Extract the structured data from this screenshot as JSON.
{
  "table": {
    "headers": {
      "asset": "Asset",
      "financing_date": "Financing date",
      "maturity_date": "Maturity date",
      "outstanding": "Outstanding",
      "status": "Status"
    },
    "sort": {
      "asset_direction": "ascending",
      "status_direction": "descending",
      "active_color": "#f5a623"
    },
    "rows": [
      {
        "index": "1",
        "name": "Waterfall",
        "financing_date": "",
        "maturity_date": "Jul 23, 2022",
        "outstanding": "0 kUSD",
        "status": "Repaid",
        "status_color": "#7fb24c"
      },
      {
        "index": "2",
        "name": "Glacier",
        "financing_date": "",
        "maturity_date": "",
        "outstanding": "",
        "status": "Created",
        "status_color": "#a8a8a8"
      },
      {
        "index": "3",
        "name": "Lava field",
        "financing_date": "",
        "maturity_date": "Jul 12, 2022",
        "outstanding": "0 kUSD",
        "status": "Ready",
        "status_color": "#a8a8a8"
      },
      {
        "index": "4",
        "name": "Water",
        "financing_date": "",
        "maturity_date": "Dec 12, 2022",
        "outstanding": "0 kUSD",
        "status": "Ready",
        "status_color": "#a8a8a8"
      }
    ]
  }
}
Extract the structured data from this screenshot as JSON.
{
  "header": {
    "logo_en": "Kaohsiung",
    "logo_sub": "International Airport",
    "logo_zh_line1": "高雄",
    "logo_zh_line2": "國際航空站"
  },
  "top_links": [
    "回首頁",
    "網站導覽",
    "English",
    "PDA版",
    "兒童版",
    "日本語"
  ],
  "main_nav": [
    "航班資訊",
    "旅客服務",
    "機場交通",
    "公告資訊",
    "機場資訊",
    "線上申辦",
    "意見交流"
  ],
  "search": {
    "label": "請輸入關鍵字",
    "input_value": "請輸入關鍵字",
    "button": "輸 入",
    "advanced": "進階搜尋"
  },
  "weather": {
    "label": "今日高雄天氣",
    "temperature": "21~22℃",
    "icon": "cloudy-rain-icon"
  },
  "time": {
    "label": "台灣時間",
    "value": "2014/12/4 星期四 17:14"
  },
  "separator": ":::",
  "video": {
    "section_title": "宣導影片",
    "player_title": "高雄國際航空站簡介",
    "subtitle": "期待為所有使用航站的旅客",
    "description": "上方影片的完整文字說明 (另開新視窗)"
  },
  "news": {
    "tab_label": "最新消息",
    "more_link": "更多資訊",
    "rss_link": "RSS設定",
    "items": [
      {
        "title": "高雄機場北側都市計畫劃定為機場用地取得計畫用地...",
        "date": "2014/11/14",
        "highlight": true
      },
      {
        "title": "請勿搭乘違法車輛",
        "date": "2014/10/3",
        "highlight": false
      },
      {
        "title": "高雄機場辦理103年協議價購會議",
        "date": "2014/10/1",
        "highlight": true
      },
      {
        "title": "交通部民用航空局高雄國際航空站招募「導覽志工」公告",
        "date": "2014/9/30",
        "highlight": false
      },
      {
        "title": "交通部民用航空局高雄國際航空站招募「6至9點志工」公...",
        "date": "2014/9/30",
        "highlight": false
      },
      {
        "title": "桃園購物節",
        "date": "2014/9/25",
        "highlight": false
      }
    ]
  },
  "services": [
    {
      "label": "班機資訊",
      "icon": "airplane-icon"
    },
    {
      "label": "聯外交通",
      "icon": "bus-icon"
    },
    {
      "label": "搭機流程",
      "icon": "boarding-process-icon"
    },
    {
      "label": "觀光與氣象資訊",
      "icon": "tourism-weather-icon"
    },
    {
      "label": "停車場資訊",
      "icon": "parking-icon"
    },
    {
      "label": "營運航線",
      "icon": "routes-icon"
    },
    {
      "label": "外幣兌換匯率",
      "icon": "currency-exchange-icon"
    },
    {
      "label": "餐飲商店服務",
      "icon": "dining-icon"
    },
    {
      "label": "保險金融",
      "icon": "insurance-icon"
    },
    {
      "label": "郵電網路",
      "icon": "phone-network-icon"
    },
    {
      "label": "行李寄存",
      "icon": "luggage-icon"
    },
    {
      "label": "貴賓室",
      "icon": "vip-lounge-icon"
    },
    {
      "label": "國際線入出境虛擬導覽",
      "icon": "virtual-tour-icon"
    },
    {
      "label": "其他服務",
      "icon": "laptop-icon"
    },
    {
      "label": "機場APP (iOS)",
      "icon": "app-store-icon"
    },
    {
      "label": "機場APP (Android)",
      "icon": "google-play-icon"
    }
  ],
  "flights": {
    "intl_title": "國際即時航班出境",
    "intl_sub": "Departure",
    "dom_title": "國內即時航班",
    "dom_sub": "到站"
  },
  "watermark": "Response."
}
◇ ◇ ◇ ◇ ◇ ◇ ◇
Reproduce all of the entries word for word.

Task response |
Extract the structured data from this screenshot as JSON.
{
  "table": {
    "headers": {
      "asset": "Asset",
      "financing_date": "Financing date",
      "maturity_date": "Maturity date",
      "outstanding": "Outstanding",
      "status": "Status"
    },
    "sort": {
      "asset_direction": "ascending",
      "status_direction": "descending",
      "active_color": "#f5a623"
    },
    "rows": [
      {
        "index": "1",
        "name": "Waterfall",
        "financing_date": "",
        "maturity_date": "Jul 23, 2022",
        "outstanding": "0 kUSD",
        "status": "Repaid",
        "status_color": "#7fb24c"
      },
      {
        "index": "2",
        "name": "Glacier",
        "financing_date": "",
        "maturity_date": "",
        "outstanding": "",
        "status": "Created",
        "status_color": "#a8a8a8"
      },
      {
        "index": "3",
        "name": "Lava field",
        "financing_date": "",
        "maturity_date": "Jul 12, 2022",
        "outstanding": "0 kUSD",
        "status": "Ready",
        "status_color": "#a8a8a8"
      },
      {
        "index": "4",
        "name": "Water",
        "financing_date": "",
        "maturity_date": "Dec 12, 2022",
        "outstanding": "0 kUSD",
        "status": "Ready",
        "status_color": "#a8a8a8"
      }
    ]
  }
}
Extract the structured data from this screenshot as JSON.
{
  "header": {
    "logo_en": "Kaohsiung",
    "logo_sub": "International Airport",
    "logo_zh_line1": "高雄",
    "logo_zh_line2": "國際航空站"
  },
  "top_links": [
    "回首頁",
    "網站導覽",
    "English",
    "PDA版",
    "兒童版",
    "日本語"
  ],
  "main_nav": [
    "航班資訊",
    "旅客服務",
    "機場交通",
    "公告資訊",
    "機場資訊",
    "線上申辦",
    "意見交流"
  ],
  "search": {
    "label": "請輸入關鍵字",
    "input_value": "請輸入關鍵字",
    "button": "輸 入",
    "advanced": "進階搜尋"
  },
  "weather": {
    "label": "今日高雄天氣",
    "temperature": "21~22℃",
    "icon": "cloudy-rain-icon"
  },
  "time": {
    "label": "台灣時間",
    "value": "2014/12/4 星期四 17:14"
  },
  "separator": ":::",
  "video": {
    "section_title": "宣導影片",
    "player_title": "高雄國際航空站簡介",
    "subtitle": "期待為所有使用航站的旅客",
    "description": "上方影片的完整文字說明 (另開新視窗)"
  },
  "news": {
    "tab_label": "最新消息",
    "more_link": "更多資訊",
    "rss_link": "RSS設定",
    "items": [
      {
        "title": "高雄機場北側都市計畫劃定為機場用地取得計畫用地...",
        "date": "2014/11/14",
        "highlight": true
      },
      {
        "title": "請勿搭乘違法車輛",
        "date": "2014/10/3",
        "highlight": false
      },
      {
        "title": "高雄機場辦理103年協議價購會議",
        "date": "2014/10/1",
        "highlight": true
      },
      {
        "title": "交通部民用航空局高雄國際航空站招募「導覽志工」公告",
        "date": "2014/9/30",
        "highlight": false
      },
      {
        "title": "交通部民用航空局高雄國際航空站招募「6至9點志工」公...",
        "date": "2014/9/30",
        "highlight": false
      },
      {
        "title": "桃園購物節",
        "date": "2014/9/25",
        "highlight": false
      }
    ]
  },
  "services": [
    {
      "label": "班機資訊",
      "icon": "airplane-icon"
    },
    {
      "label": "聯外交通",
      "icon": "bus-icon"
    },
    {
      "label": "搭機流程",
      "icon": "boarding-process-icon"
    },
    {
      "label": "觀光與氣象資訊",
      "icon": "tourism-weather-icon"
    },
    {
      "label": "停車場資訊",
      "icon": "parking-icon"
    },
    {
      "label": "營運航線",
      "icon": "routes-icon"
    },
    {
      "label": "外幣兌換匯率",
      "icon": "currency-exchange-icon"
    },
    {
      "label": "餐飲商店服務",
      "icon": "dining-icon"
    },
    {
      "label": "保險金融",
      "icon": "insurance-icon"
    },
    {
      "label": "郵電網路",
      "icon": "phone-network-icon"
    },
    {
      "label": "行李寄存",
      "icon": "luggage-icon"
    },
    {
      "label": "貴賓室",
      "icon": "vip-lounge-icon"
    },
    {
      "label": "國際線入出境虛擬導覽",
      "icon": "virtual-tour-icon"
    },
    {
      "label": "其他服務",
      "icon": "laptop-icon"
    },
    {
      "label": "機場APP (iOS)",
      "icon": "app-store-icon"
    },
    {
      "label": "機場APP (Android)",
      "icon": "google-play-icon"
    }
  ],
  "flights": {
    "intl_title": "國際即時航班出境",
    "intl_sub": "Departure",
    "dom_title": "國內即時航班",
    "dom_sub": "到站"
  },
  "watermark": "Response."
}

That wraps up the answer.